Pull every line containing "Эгерский" from the entries.
## BEGIN
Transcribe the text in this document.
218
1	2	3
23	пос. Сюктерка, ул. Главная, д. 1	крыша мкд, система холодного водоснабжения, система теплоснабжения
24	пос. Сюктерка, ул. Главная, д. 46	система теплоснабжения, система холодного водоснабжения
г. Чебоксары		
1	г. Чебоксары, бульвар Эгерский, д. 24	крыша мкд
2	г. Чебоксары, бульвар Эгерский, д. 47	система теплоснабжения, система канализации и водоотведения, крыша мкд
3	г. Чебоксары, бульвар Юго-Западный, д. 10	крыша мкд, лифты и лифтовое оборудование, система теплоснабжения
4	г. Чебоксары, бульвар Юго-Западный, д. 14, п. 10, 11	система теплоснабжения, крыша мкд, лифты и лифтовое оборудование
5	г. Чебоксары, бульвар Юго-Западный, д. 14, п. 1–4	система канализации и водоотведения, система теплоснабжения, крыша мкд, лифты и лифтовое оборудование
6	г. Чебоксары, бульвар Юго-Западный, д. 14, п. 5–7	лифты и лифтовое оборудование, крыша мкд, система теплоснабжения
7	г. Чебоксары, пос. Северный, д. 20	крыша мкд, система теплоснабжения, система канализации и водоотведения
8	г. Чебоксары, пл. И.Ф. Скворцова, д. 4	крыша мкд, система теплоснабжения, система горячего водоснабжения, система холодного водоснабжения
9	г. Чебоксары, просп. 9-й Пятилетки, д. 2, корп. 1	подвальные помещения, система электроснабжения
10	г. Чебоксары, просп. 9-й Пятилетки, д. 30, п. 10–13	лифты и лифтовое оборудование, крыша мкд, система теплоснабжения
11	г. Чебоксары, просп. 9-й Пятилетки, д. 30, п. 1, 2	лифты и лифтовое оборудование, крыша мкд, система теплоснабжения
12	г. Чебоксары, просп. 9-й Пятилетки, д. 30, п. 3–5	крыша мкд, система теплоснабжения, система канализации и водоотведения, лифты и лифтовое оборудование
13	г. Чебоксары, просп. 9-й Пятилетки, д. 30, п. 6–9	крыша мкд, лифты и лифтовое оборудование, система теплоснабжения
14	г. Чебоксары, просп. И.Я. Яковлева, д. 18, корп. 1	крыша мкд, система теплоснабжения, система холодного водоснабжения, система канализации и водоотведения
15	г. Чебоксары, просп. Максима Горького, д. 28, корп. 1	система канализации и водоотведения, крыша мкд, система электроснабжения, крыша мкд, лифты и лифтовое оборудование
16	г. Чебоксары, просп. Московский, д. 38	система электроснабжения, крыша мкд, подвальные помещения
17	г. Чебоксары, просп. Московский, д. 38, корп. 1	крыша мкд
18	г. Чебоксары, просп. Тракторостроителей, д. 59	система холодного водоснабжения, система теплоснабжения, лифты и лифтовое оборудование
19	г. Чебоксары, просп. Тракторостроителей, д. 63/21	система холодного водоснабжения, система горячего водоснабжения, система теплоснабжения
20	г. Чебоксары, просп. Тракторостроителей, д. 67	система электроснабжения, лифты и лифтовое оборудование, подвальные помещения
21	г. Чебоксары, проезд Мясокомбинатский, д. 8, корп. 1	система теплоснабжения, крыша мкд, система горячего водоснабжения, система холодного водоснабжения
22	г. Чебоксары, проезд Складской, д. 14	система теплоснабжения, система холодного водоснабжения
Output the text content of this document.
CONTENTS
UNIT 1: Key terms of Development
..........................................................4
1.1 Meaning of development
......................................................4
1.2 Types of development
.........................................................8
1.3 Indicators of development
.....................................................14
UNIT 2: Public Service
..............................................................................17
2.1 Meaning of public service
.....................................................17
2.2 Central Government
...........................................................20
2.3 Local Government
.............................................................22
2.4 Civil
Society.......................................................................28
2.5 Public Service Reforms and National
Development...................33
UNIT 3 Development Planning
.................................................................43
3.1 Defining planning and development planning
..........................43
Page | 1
## END
» **Solution for this exercise**
1	г. Чебоксары, бульвар Эгерский, д. 24	крыша мкд
2	г. Чебоксары, бульвар Эгерский, д. 47	система теплоснабжения, система канализации и водоотведения, крыша мкд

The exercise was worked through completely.